**Extracted information**
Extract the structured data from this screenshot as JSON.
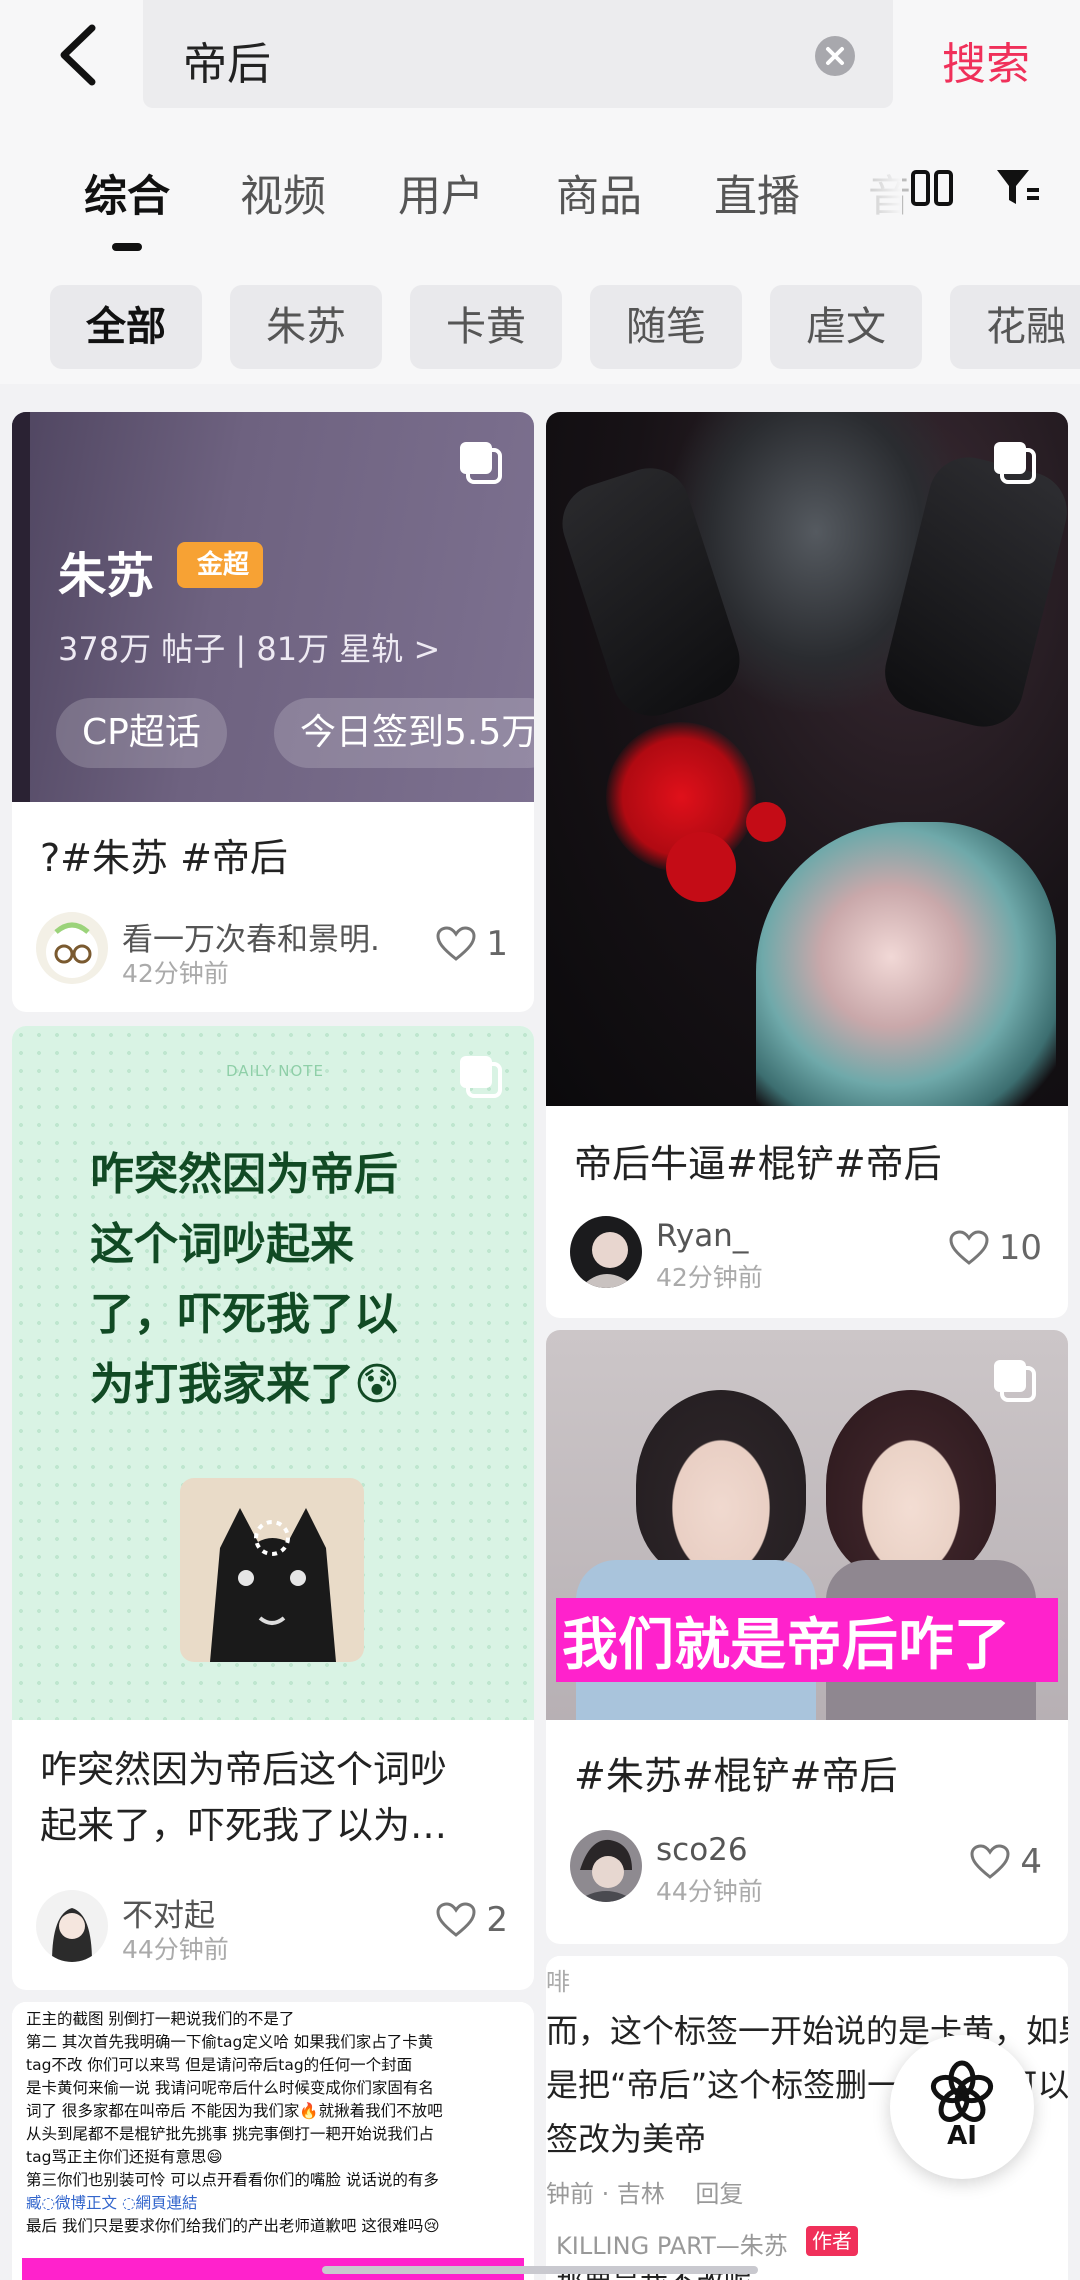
{
  "search": {
    "query": "帝后",
    "button_label": "搜索"
  },
  "tabs": [
    {
      "label": "综合",
      "active": true
    },
    {
      "label": "视频"
    },
    {
      "label": "用户"
    },
    {
      "label": "商品"
    },
    {
      "label": "直播"
    },
    {
      "label": "音"
    }
  ],
  "chips": [
    {
      "label": "全部",
      "active": true
    },
    {
      "label": "朱苏"
    },
    {
      "label": "卡黄"
    },
    {
      "label": "随笔"
    },
    {
      "label": "虐文"
    },
    {
      "label": "花融"
    }
  ],
  "cards": [
    {
      "title": "?#朱苏 #帝后",
      "author": "看一万次春和景明.",
      "time": "42分钟前",
      "likes": "1",
      "image": {
        "name": "朱苏",
        "badge": "金超",
        "stats": "378万 帖子 | 81万 星轨 >",
        "pill_left": "CP超话",
        "pill_right": "今日签到5.5万"
      }
    },
    {
      "title": "帝后牛逼#棍铲#帝后",
      "author": "Ryan_",
      "time": "42分钟前",
      "likes": "10"
    },
    {
      "title_lines": [
        "咋突然因为帝后这个词吵",
        "起来了，吓死我了以为…"
      ],
      "author": "不对起",
      "time": "44分钟前",
      "likes": "2",
      "image": {
        "small_caption": "DAILY NOTE",
        "lines": [
          "咋突然因为帝后",
          "这个词吵起来",
          "了，吓死我了以",
          "为打我家来了😰"
        ]
      }
    },
    {
      "title": "#朱苏#棍铲#帝后",
      "author": "sco26",
      "time": "44分钟前",
      "likes": "4",
      "image": {
        "caption": "我们就是帝后咋了"
      }
    },
    {
      "text_lines": [
        "正主的截图 别倒打一耙说我们的不是了",
        "第二 其次首先我明确一下偷tag定义哈 如果我们家占了卡黄",
        "tag不改 你们可以来骂 但是请问帝后tag的任何一个封面",
        "是卡黄何来偷一说 我请问呢帝后什么时候变成你们家固有名",
        "词了 很多家都在叫帝后 不能因为我们家🔥就揪着我们不放吧",
        "从头到尾都不是棍铲批先挑事 挑完事倒打一耙开始说我们占",
        "tag骂正主你们还挺有意思😄",
        "第三你们也别装可怜 可以点开看看你们的嘴脸 说话说的有多",
        "臧◌微博正文 ◌網頁連結",
        "最后 我们只是要求你们给我们的产出老师道歉吧 这很难吗😢"
      ]
    },
    {
      "text_lines": [
        "啡",
        "而，这个标签一开始说的是卡黄，如果说您",
        "是把“帝后”这个标签删一下吧  也可以",
        "签改为美帝",
        "钟前 · 吉林    回复",
        "KILLING PART—朱苏",
        "那要是我不改呢"
      ],
      "author_tag": "作者"
    }
  ],
  "ai_button": {
    "label": "AI"
  }
}
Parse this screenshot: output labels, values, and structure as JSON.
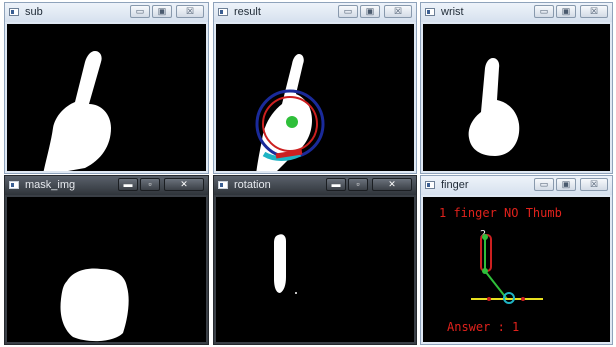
{
  "windows": [
    {
      "id": "sub",
      "title": "sub",
      "buttons": {
        "minimize": "▭",
        "maximize": "▣",
        "close": "☒"
      }
    },
    {
      "id": "result",
      "title": "result",
      "buttons": {
        "minimize": "▭",
        "maximize": "▣",
        "close": "☒"
      }
    },
    {
      "id": "wrist",
      "title": "wrist",
      "buttons": {
        "minimize": "▭",
        "maximize": "▣",
        "close": "☒"
      }
    },
    {
      "id": "mask_img",
      "title": "mask_img",
      "buttons": {
        "minimize": "▬",
        "maximize": "▫",
        "close": "✕"
      }
    },
    {
      "id": "rotation",
      "title": "rotation",
      "buttons": {
        "minimize": "▬",
        "maximize": "▫",
        "close": "✕"
      }
    },
    {
      "id": "finger",
      "title": "finger",
      "buttons": {
        "minimize": "▭",
        "maximize": "▣",
        "close": "☒"
      }
    }
  ],
  "finger_overlay": {
    "status": "1 finger  NO Thumb",
    "answer": "Answer : 1",
    "marker_label": "2"
  },
  "colors": {
    "status_text": "#e0221c",
    "blob": "#ffffff",
    "circle": "#cc2020",
    "hull": "#1a2a9a",
    "center": "#2fbf3a",
    "wrist_band": "#1fb4c4"
  }
}
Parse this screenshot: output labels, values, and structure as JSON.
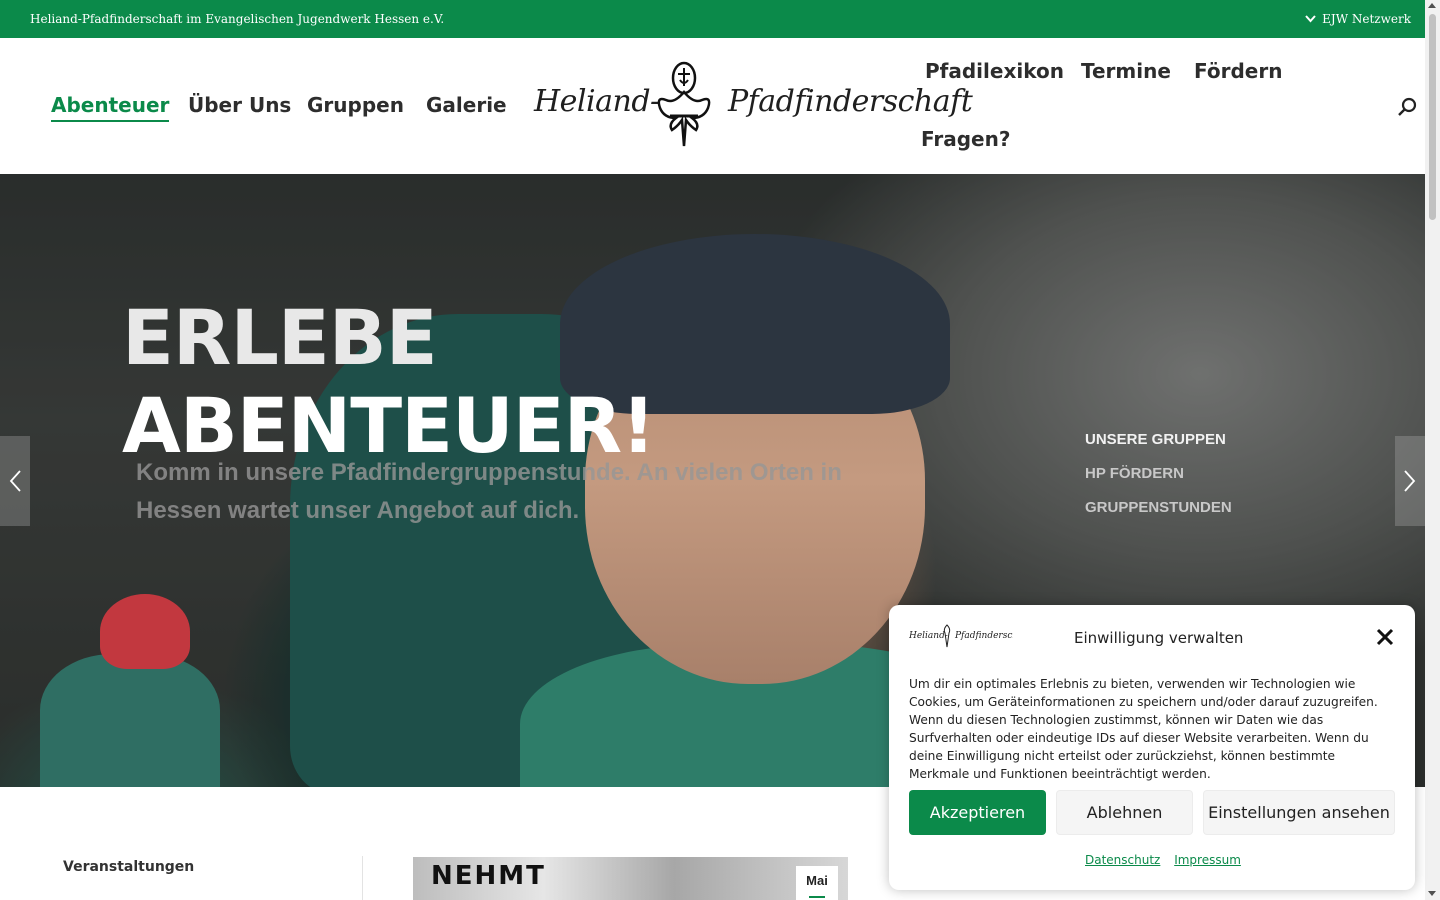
{
  "topbar": {
    "org_name": "Heliand-Pfadfinderschaft im Evangelischen Jugendwerk Hessen e.V.",
    "network_label": "EJW Netzwerk",
    "bg_color": "#0b8a4a"
  },
  "nav": {
    "left_items": [
      {
        "label": "Abenteuer",
        "active": true
      },
      {
        "label": "Über Uns"
      },
      {
        "label": "Gruppen"
      },
      {
        "label": "Galerie"
      }
    ],
    "right_items": [
      {
        "label": "Pfadilexikon"
      },
      {
        "label": "Termine"
      },
      {
        "label": "Fördern"
      },
      {
        "label": "Fragen?"
      }
    ],
    "logo_left": "Heliand-",
    "logo_right": "Pfadfinderschaft",
    "search_icon": "search-icon"
  },
  "hero": {
    "title_line1": "ERLEBE",
    "title_line2": "ABENTEUER!",
    "subtitle": "Komm in unsere Pfadfindergruppenstunde. An vielen Orten in Hessen wartet unser Angebot auf dich.",
    "links": [
      "UNSERE GRUPPEN",
      "HP FÖRDERN",
      "GRUPPENSTUNDEN"
    ],
    "prev_icon": "chevron-left-icon",
    "next_icon": "chevron-right-icon"
  },
  "below": {
    "events_label": "Veranstaltungen",
    "card_banner_text": "NEHMT",
    "date_badge": "Mai"
  },
  "consent": {
    "title": "Einwilligung verwalten",
    "text": "Um dir ein optimales Erlebnis zu bieten, verwenden wir Technologien wie Cookies, um Geräteinformationen zu speichern und/oder darauf zuzugreifen. Wenn du diesen Technologien zustimmst, können wir Daten wie das Surfverhalten oder eindeutige IDs auf dieser Website verarbeiten. Wenn du deine Einwilligung nicht erteilst oder zurückziehst, können bestimmte Merkmale und Funktionen beeinträchtigt werden.",
    "accept_label": "Akzeptieren",
    "deny_label": "Ablehnen",
    "prefs_label": "Einstellungen ansehen",
    "privacy_link": "Datenschutz",
    "imprint_link": "Impressum",
    "accent_color": "#0b8a4a"
  }
}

**Stated task**
Tally up the lines in the records containing the word "Pfadfinderschaft", then give the count and nothing else.

**The completed task**
2